> EXERCISE OBJECTIVE
Exactly repeat the material, dropping every picture from the copy.

> SUPPLIED DATA
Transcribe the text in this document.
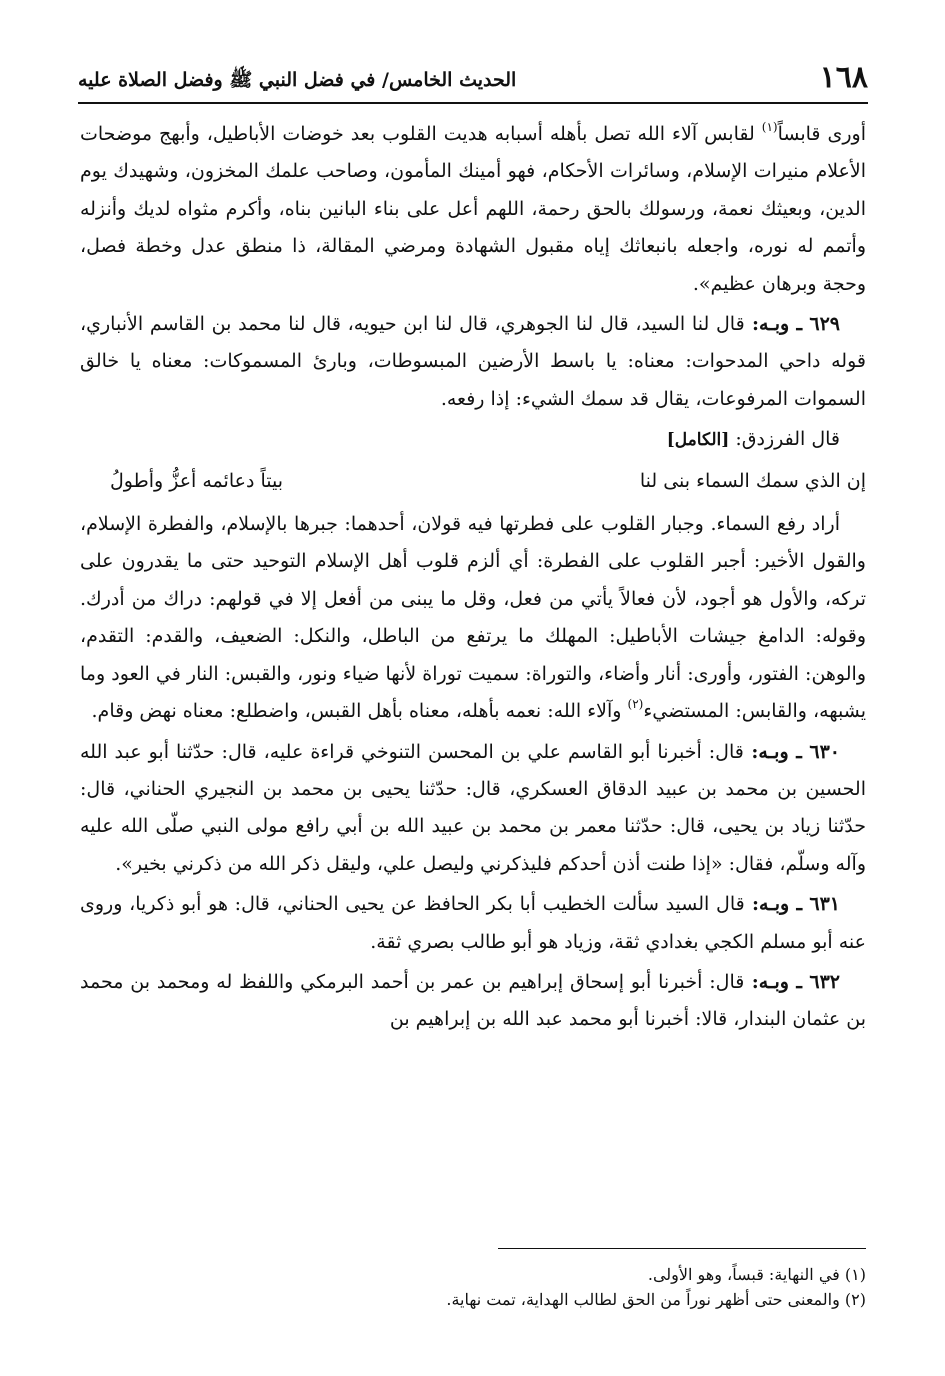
١٦٨
الحديث الخامس/ في فضل النبي ﷺ وفضل الصلاة عليه

أورى قابساً$^{(١)}$ لقابس آلاء الله تصل بأهله أسبابه هديت القلوب بعد خوضات الأباطيل، وأبهج موضحات الأعلام منيرات الإسلام، وسائرات الأحكام، فهو أمينك المأمون، وصاحب علمك المخزون، وشهيدك يوم الدين، وبعيثك نعمة، ورسولك بالحق رحمة، اللهم أعل على بناء البانين بناه، وأكرم مثواه لديك وأنزله وأتمم له نوره، واجعله بانبعاثك إياه مقبول الشهادة ومرضي المقالة، ذا منطق عدل وخطة فصل، وحجة وبرهان عظيم».

٦٢٩ ـ وبـه: قال لنا السيد، قال لنا الجوهري، قال لنا ابن حيويه، قال لنا محمد بن القاسم الأنباري، قوله داحي المدحوات: معناه: يا باسط الأرضين المبسوطات، وبارئ المسموكات: معناه يا خالق السموات المرفوعات، يقال قد سمك الشيء: إذا رفعه.

قال الفرزدق: [الكامل]

إن الذي سمك السماء بنى لنا
بيتاً دعائمه أعزُّ وأطولُ

أراد رفع السماء. وجبار القلوب على فطرتها فيه قولان، أحدهما: جبرها بالإسلام، والفطرة الإسلام، والقول الأخير: أجبر القلوب على الفطرة: أي ألزم قلوب أهل الإسلام التوحيد حتى ما يقدرون على تركه، والأول هو أجود، لأن فعالاً يأتي من فعل، وقل ما يبنى من أفعل إلا في قولهم: دراك من أدرك. وقوله: الدامغ جيشات الأباطيل: المهلك ما يرتفع من الباطل، والنكل: الضعيف، والقدم: التقدم، والوهن: الفتور، وأورى: أنار وأضاء، والتوراة: سميت توراة لأنها ضياء ونور، والقبس: النار في العود وما يشبهه، والقابس: المستضيء$^{(٢)}$ وآلاء الله: نعمه بأهله، معناه بأهل القبس، واضطلع: معناه نهض وقام.

٦٣٠ ـ وبـه: قال: أخبرنا أبو القاسم علي بن المحسن التنوخي قراءة عليه، قال: حدّثنا أبو عبد الله الحسين بن محمد بن عبيد الدقاق العسكري، قال: حدّثنا يحيى بن محمد بن النجيري الحناني، قال: حدّثنا زياد بن يحيى، قال: حدّثنا معمر بن محمد بن عبيد الله بن أبي رافع مولى النبي صلّى الله عليه وآله وسلّم، فقال: «إذا طنت أذن أحدكم فليذكرني وليصل علي، وليقل ذكر الله من ذكرني بخير».

٦٣١ ـ وبـه: قال السيد سألت الخطيب أبا بكر الحافظ عن يحيى الحناني، قال: هو أبو ذكريا، وروى عنه أبو مسلم الكجي بغدادي ثقة، وزياد هو أبو طالب بصري ثقة.

٦٣٢ ـ وبـه: قال: أخبرنا أبو إسحاق إبراهيم بن عمر بن أحمد البرمكي واللفظ له ومحمد بن محمد بن عثمان البندار، قالا: أخبرنا أبو محمد عبد الله بن إبراهيم بن

(١) في النهاية: قبساً، وهو الأولى.

(٢) والمعنى حتى أظهر نوراً من الحق لطالب الهداية، تمت نهاية.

> FINAL RESULT
Transcribe the text in this document.
١٦٨
الحديث الخامس/ في فضل النبي ﷺ وفضل الصلاة عليه

أورى قابساً$^{(١)}$ لقابس آلاء الله تصل بأهله أسبابه هديت القلوب بعد خوضات الأباطيل، وأبهج موضحات الأعلام منيرات الإسلام، وسائرات الأحكام، فهو أمينك المأمون، وصاحب علمك المخزون، وشهيدك يوم الدين، وبعيثك نعمة، ورسولك بالحق رحمة، اللهم أعل على بناء البانين بناه، وأكرم مثواه لديك وأنزله وأتمم له نوره، واجعله بانبعاثك إياه مقبول الشهادة ومرضي المقالة، ذا منطق عدل وخطة فصل، وحجة وبرهان عظيم».

٦٢٩ ـ وبـه: قال لنا السيد، قال لنا الجوهري، قال لنا ابن حيويه، قال لنا محمد بن القاسم الأنباري، قوله داحي المدحوات: معناه: يا باسط الأرضين المبسوطات، وبارئ المسموكات: معناه يا خالق السموات المرفوعات، يقال قد سمك الشيء: إذا رفعه.

قال الفرزدق: [الكامل]

إن الذي سمك السماء بنى لنا
بيتاً دعائمه أعزُّ وأطولُ

أراد رفع السماء. وجبار القلوب على فطرتها فيه قولان، أحدهما: جبرها بالإسلام، والفطرة الإسلام، والقول الأخير: أجبر القلوب على الفطرة: أي ألزم قلوب أهل الإسلام التوحيد حتى ما يقدرون على تركه، والأول هو أجود، لأن فعالاً يأتي من فعل، وقل ما يبنى من أفعل إلا في قولهم: دراك من أدرك. وقوله: الدامغ جيشات الأباطيل: المهلك ما يرتفع من الباطل، والنكل: الضعيف، والقدم: التقدم، والوهن: الفتور، وأورى: أنار وأضاء، والتوراة: سميت توراة لأنها ضياء ونور، والقبس: النار في العود وما يشبهه، والقابس: المستضيء$^{(٢)}$ وآلاء الله: نعمه بأهله، معناه بأهل القبس، واضطلع: معناه نهض وقام.

٦٣٠ ـ وبـه: قال: أخبرنا أبو القاسم علي بن المحسن التنوخي قراءة عليه، قال: حدّثنا أبو عبد الله الحسين بن محمد بن عبيد الدقاق العسكري، قال: حدّثنا يحيى بن محمد بن النجيري الحناني، قال: حدّثنا زياد بن يحيى، قال: حدّثنا معمر بن محمد بن عبيد الله بن أبي رافع مولى النبي صلّى الله عليه وآله وسلّم، فقال: «إذا طنت أذن أحدكم فليذكرني وليصل علي، وليقل ذكر الله من ذكرني بخير».

٦٣١ ـ وبـه: قال السيد سألت الخطيب أبا بكر الحافظ عن يحيى الحناني، قال: هو أبو ذكريا، وروى عنه أبو مسلم الكجي بغدادي ثقة، وزياد هو أبو طالب بصري ثقة.

٦٣٢ ـ وبـه: قال: أخبرنا أبو إسحاق إبراهيم بن عمر بن أحمد البرمكي واللفظ له ومحمد بن محمد بن عثمان البندار، قالا: أخبرنا أبو محمد عبد الله بن إبراهيم بن

(١) في النهاية: قبساً، وهو الأولى.

(٢) والمعنى حتى أظهر نوراً من الحق لطالب الهداية، تمت نهاية.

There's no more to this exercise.